• **Exercise goal**
In your copy, include every line of the records exactly and no picture at all.
------------
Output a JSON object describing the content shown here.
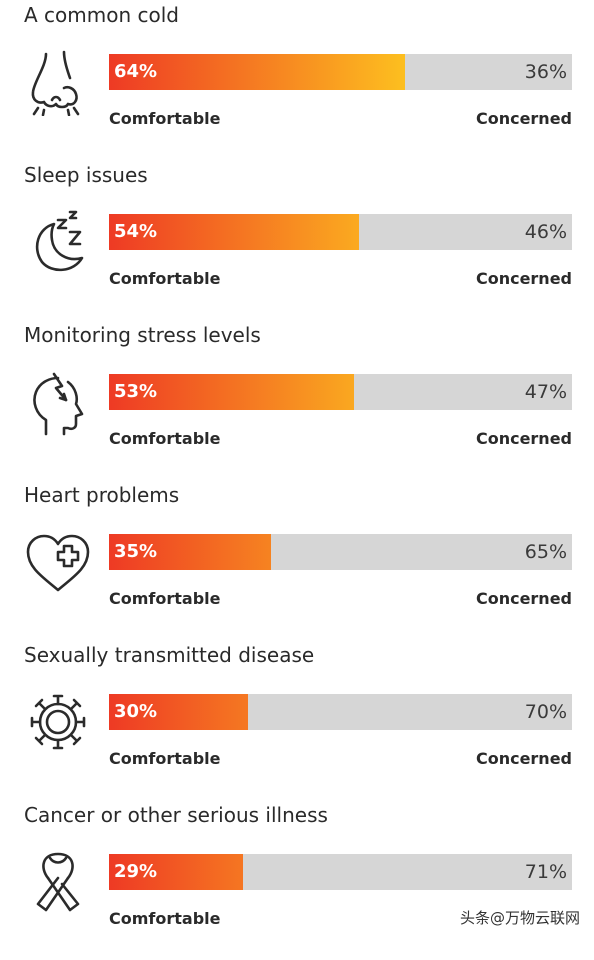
{
  "chart_data": {
    "type": "bar",
    "categories": [
      "A common cold",
      "Sleep issues",
      "Monitoring stress levels",
      "Heart problems",
      "Sexually transmitted disease",
      "Cancer or other serious illness"
    ],
    "series": [
      {
        "name": "Comfortable",
        "values": [
          64,
          54,
          53,
          35,
          30,
          29
        ]
      },
      {
        "name": "Concerned",
        "values": [
          36,
          46,
          47,
          65,
          70,
          71
        ]
      }
    ],
    "ylim": [
      0,
      100
    ],
    "orientation": "horizontal-stacked",
    "grid": false
  },
  "rows": [
    {
      "title": "A common cold",
      "icon": "nose-icon",
      "left_pct": "64%",
      "right_pct": "36%",
      "left_value": 64,
      "left_label": "Comfortable",
      "right_label": "Concerned"
    },
    {
      "title": "Sleep issues",
      "icon": "moon-sleep-icon",
      "left_pct": "54%",
      "right_pct": "46%",
      "left_value": 54,
      "left_label": "Comfortable",
      "right_label": "Concerned"
    },
    {
      "title": "Monitoring stress levels",
      "icon": "stressed-head-icon",
      "left_pct": "53%",
      "right_pct": "47%",
      "left_value": 53,
      "left_label": "Comfortable",
      "right_label": "Concerned"
    },
    {
      "title": "Heart problems",
      "icon": "heart-cross-icon",
      "left_pct": "35%",
      "right_pct": "65%",
      "left_value": 35,
      "left_label": "Comfortable",
      "right_label": "Concerned"
    },
    {
      "title": "Sexually transmitted disease",
      "icon": "virus-icon",
      "left_pct": "30%",
      "right_pct": "70%",
      "left_value": 30,
      "left_label": "Comfortable",
      "right_label": "Concerned"
    },
    {
      "title": "Cancer or other serious illness",
      "icon": "awareness-ribbon-icon",
      "left_pct": "29%",
      "right_pct": "71%",
      "left_value": 29,
      "left_label": "Comfortable",
      "right_label": ""
    }
  ],
  "colors": {
    "gradient_start": "#ee3a24",
    "gradient_end": "#fdbf1f",
    "track": "#d6d6d6",
    "icon_stroke": "#2b2b2b"
  },
  "watermark": "头条@万物云联网"
}
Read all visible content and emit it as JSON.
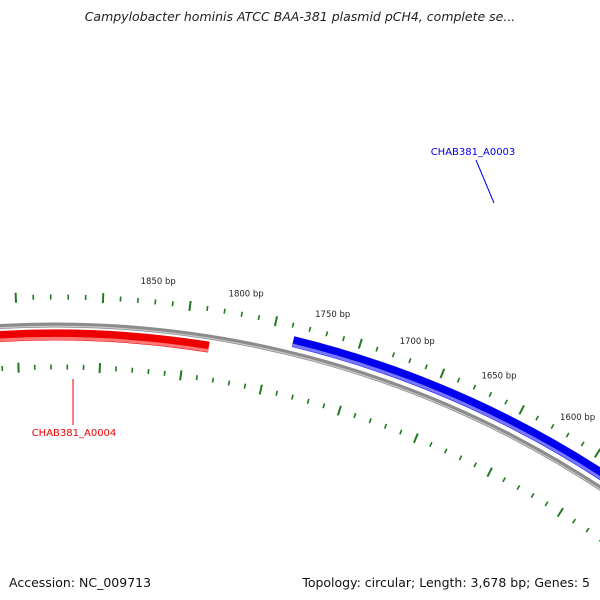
{
  "title": "Campylobacter hominis ATCC BAA-381 plasmid pCH4, complete se...",
  "footer": {
    "accession": "Accession: NC_009713",
    "summary": "Topology: circular; Length: 3,678 bp; Genes: 5"
  },
  "map": {
    "ruler_labels": [
      "1600 bp",
      "1650 bp",
      "1700 bp",
      "1750 bp",
      "1800 bp",
      "1850 bp"
    ],
    "genes": [
      {
        "label": "CHAB381_A0003",
        "strand": "forward",
        "color": "#0000ee",
        "light_color": "#7777ff"
      },
      {
        "label": "CHAB381_A0004",
        "strand": "reverse",
        "color": "#ee0000",
        "light_color": "#ff7777"
      }
    ],
    "colors": {
      "backbone": "#8c8c8c",
      "backbone_light": "#c8c8c8",
      "tick": "#1f7a1f",
      "ruler_label": "#222222"
    }
  }
}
------------
• **Written answer**
Output a JSON object describing the content shown here.
{
  "chart_data": {
    "type": "bar",
    "categories": [
      "A common cold",
      "Sleep issues",
      "Monitoring stress levels",
      "Heart problems",
      "Sexually transmitted disease",
      "Cancer or other serious illness"
    ],
    "series": [
      {
        "name": "Comfortable",
        "values": [
          64,
          54,
          53,
          35,
          30,
          29
        ]
      },
      {
        "name": "Concerned",
        "values": [
          36,
          46,
          47,
          65,
          70,
          71
        ]
      }
    ],
    "ylim": [
      0,
      100
    ],
    "orientation": "horizontal-stacked",
    "grid": false
  },
  "rows": [
    {
      "title": "A common cold",
      "icon": "nose-icon",
      "left_pct": "64%",
      "right_pct": "36%",
      "left_value": 64,
      "left_label": "Comfortable",
      "right_label": "Concerned"
    },
    {
      "title": "Sleep issues",
      "icon": "moon-sleep-icon",
      "left_pct": "54%",
      "right_pct": "46%",
      "left_value": 54,
      "left_label": "Comfortable",
      "right_label": "Concerned"
    },
    {
      "title": "Monitoring stress levels",
      "icon": "stressed-head-icon",
      "left_pct": "53%",
      "right_pct": "47%",
      "left_value": 53,
      "left_label": "Comfortable",
      "right_label": "Concerned"
    },
    {
      "title": "Heart problems",
      "icon": "heart-cross-icon",
      "left_pct": "35%",
      "right_pct": "65%",
      "left_value": 35,
      "left_label": "Comfortable",
      "right_label": "Concerned"
    },
    {
      "title": "Sexually transmitted disease",
      "icon": "virus-icon",
      "left_pct": "30%",
      "right_pct": "70%",
      "left_value": 30,
      "left_label": "Comfortable",
      "right_label": "Concerned"
    },
    {
      "title": "Cancer or other serious illness",
      "icon": "awareness-ribbon-icon",
      "left_pct": "29%",
      "right_pct": "71%",
      "left_value": 29,
      "left_label": "Comfortable",
      "right_label": ""
    }
  ],
  "colors": {
    "gradient_start": "#ee3a24",
    "gradient_end": "#fdbf1f",
    "track": "#d6d6d6",
    "icon_stroke": "#2b2b2b"
  },
  "watermark": "头条@万物云联网"
}
Read all visible content and emit it as JSON.
{
  "title": "Campylobacter hominis ATCC BAA-381 plasmid pCH4, complete se...",
  "footer": {
    "accession": "Accession: NC_009713",
    "summary": "Topology: circular; Length: 3,678 bp; Genes: 5"
  },
  "map": {
    "ruler_labels": [
      "1600 bp",
      "1650 bp",
      "1700 bp",
      "1750 bp",
      "1800 bp",
      "1850 bp"
    ],
    "genes": [
      {
        "label": "CHAB381_A0003",
        "strand": "forward",
        "color": "#0000ee",
        "light_color": "#7777ff"
      },
      {
        "label": "CHAB381_A0004",
        "strand": "reverse",
        "color": "#ee0000",
        "light_color": "#ff7777"
      }
    ],
    "colors": {
      "backbone": "#8c8c8c",
      "backbone_light": "#c8c8c8",
      "tick": "#1f7a1f",
      "ruler_label": "#222222"
    }
  }
}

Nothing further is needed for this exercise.